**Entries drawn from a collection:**
## BEGIN

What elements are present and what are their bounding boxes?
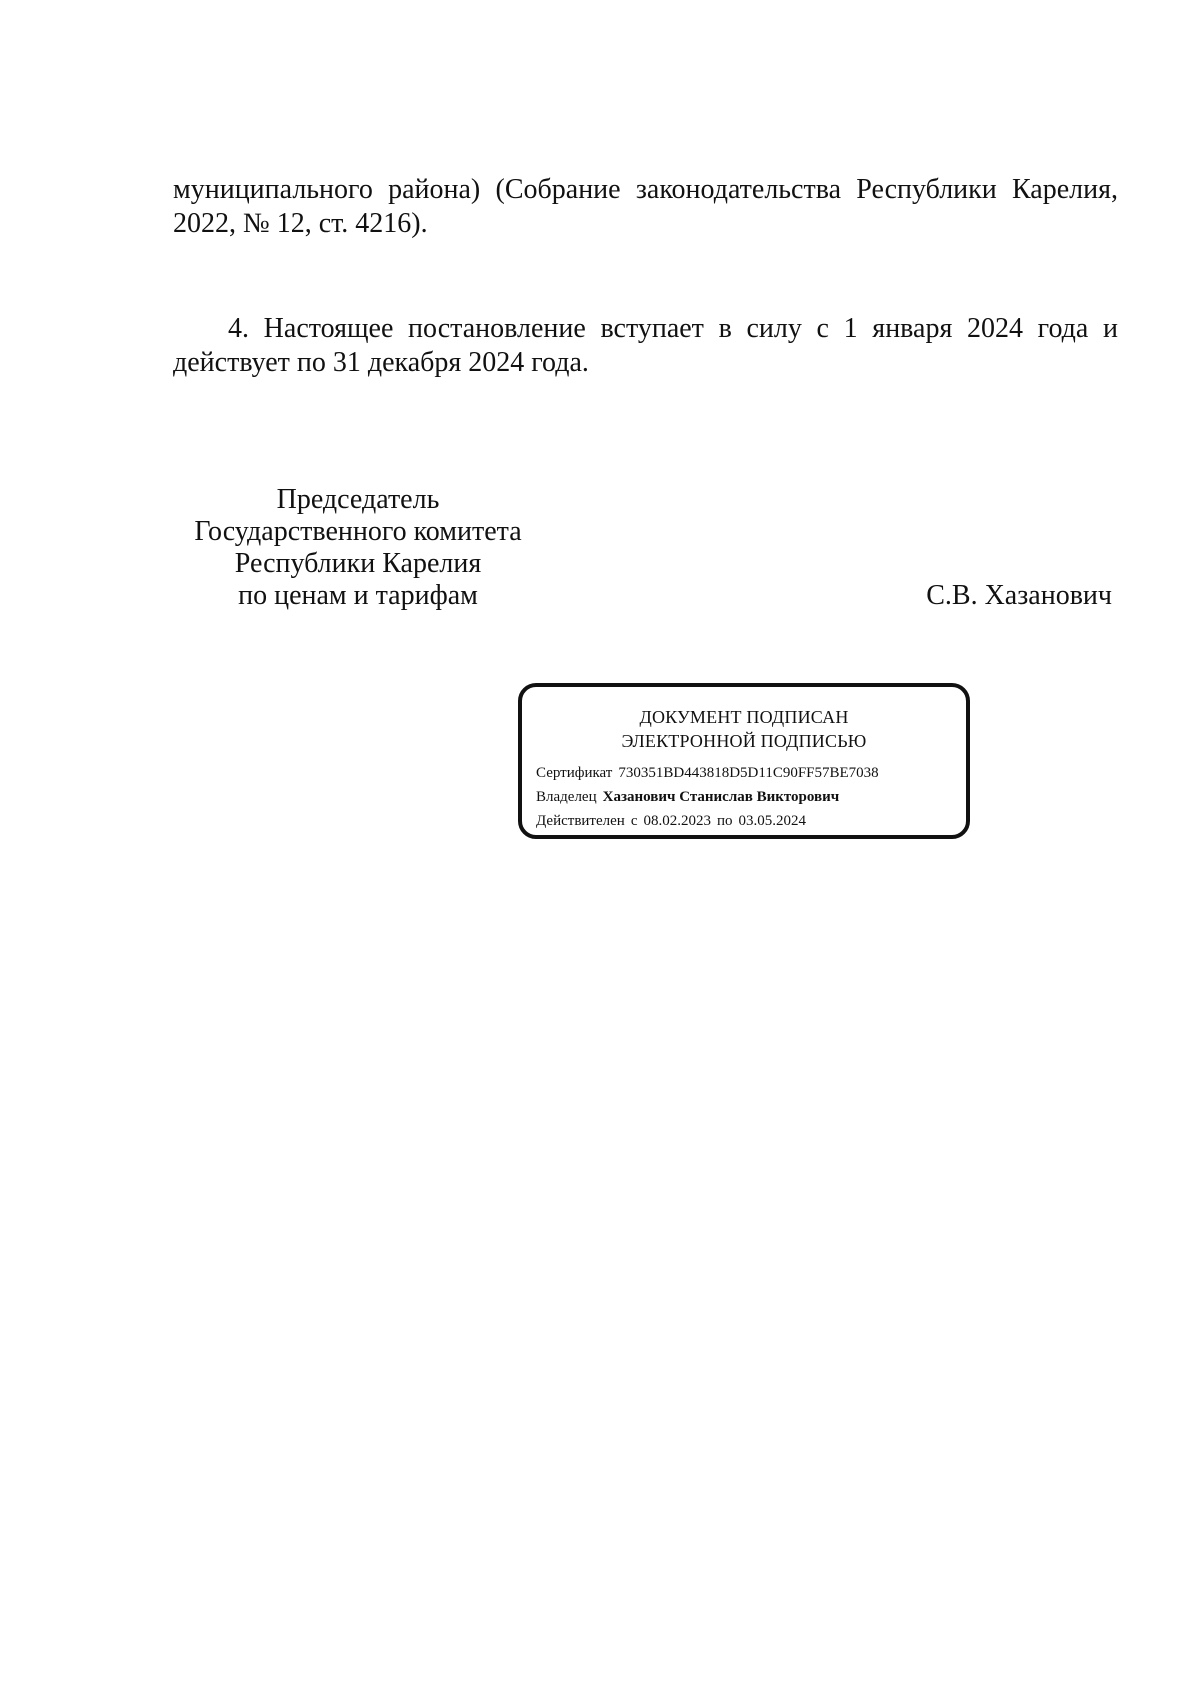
stamp-title-line: ДОКУМЕНТ ПОДПИСАН	[639, 707, 849, 727]
valid-to-prefix: по	[716, 813, 733, 829]
paragraph-source-citation: муниципального района) (Собрание законодательства Республики Карелия, 2022, № 12, ст. 4216).	[173, 174, 1118, 239]
stamp-title-line: ЭЛЕКТРОННОЙ ПОДПИСЬЮ	[621, 731, 867, 751]
stamp-owner	[536, 785, 952, 809]
valid-to-date: 03.05.2024	[738, 813, 807, 829]
valid-from-prefix: с	[630, 813, 638, 829]
certificate-label: Сертификат	[536, 765, 613, 781]
stamp-certificate	[536, 761, 952, 785]
stamp-validity	[536, 809, 952, 833]
certificate-value: 730351BD443818D5D11C90FF57BE7038	[618, 765, 879, 781]
electronic-signature-stamp	[518, 683, 970, 839]
signatory-name: С.В. Хазанович	[926, 580, 1112, 611]
position-line: по ценам и тарифам	[238, 580, 478, 611]
owner-label: Владелец	[536, 789, 597, 805]
position-line: Председатель	[276, 484, 440, 515]
valid-from-date: 08.02.2023	[643, 813, 711, 829]
position-line: Государственного комитета	[194, 516, 522, 547]
paragraph-effective-date: 4. Настоящее постановление вступает в силу с 1 января 2024 года и действует по 31 декабря 2024 года.	[173, 313, 1118, 378]
position-line: Республики Карелия	[234, 548, 482, 579]
valid-label: Действителен	[536, 813, 625, 829]
owner-value: Хазанович Станислав Викторович	[602, 789, 840, 805]
signatory-position	[173, 484, 543, 612]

## END

**Work instructions:**
Reproduce verbatim the lines of the data starting at the line containing "707, 849, 727]" and ending at the line containing "683, 970, 839]", both included, and output only those lines.

**Reply to the exercise:**
stamp-title-line: ДОКУМЕНТ ПОДПИСАН	[639, 707, 849, 727]
valid-to-prefix: по	[716, 813, 733, 829]
paragraph-source-citation: муниципального района) (Собрание законодательства Республики Карелия, 2022, № 12, ст. 4216).	[173, 174, 1118, 239]
stamp-title-line: ЭЛЕКТРОННОЙ ПОДПИСЬЮ	[621, 731, 867, 751]
stamp-owner	[536, 785, 952, 809]
valid-to-date: 03.05.2024	[738, 813, 807, 829]
valid-from-prefix: с	[630, 813, 638, 829]
certificate-label: Сертификат	[536, 765, 613, 781]
stamp-certificate	[536, 761, 952, 785]
stamp-validity	[536, 809, 952, 833]
certificate-value: 730351BD443818D5D11C90FF57BE7038	[618, 765, 879, 781]
electronic-signature-stamp	[518, 683, 970, 839]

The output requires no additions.